_Material provided:_
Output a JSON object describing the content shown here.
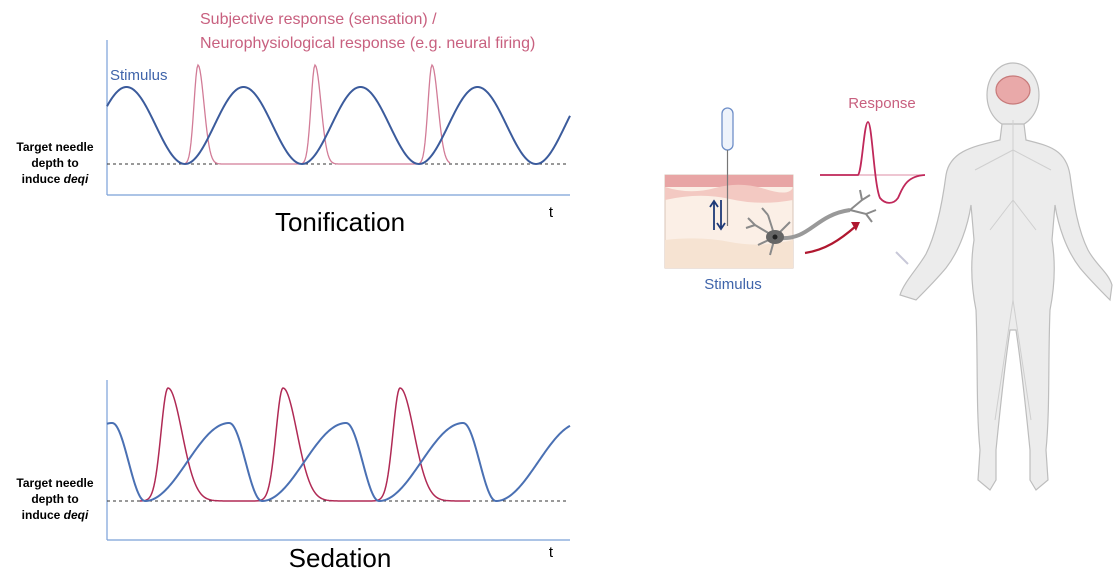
{
  "tonification": {
    "response_label_lines": [
      "Subjective response (sensation) /",
      "Neurophysiological response (e.g. neural firing)"
    ],
    "stimulus_label": "Stimulus",
    "target_label": {
      "lines": [
        "Target needle",
        "depth to"
      ],
      "prefix": "induce",
      "italic": "deqi"
    },
    "axis_label": "t",
    "title": "Tonification"
  },
  "sedation": {
    "target_label": {
      "lines": [
        "Target needle",
        "depth to"
      ],
      "prefix": "induce",
      "italic": "deqi"
    },
    "axis_label": "t",
    "title": "Sedation"
  },
  "illustration": {
    "response_label": "Response",
    "stimulus_label": "Stimulus"
  }
}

_Your instructions:_
Each line that holds the word "title" should be extracted from the records.

_Written answer:_
    "title": "Tonification"
    "title": "Sedation"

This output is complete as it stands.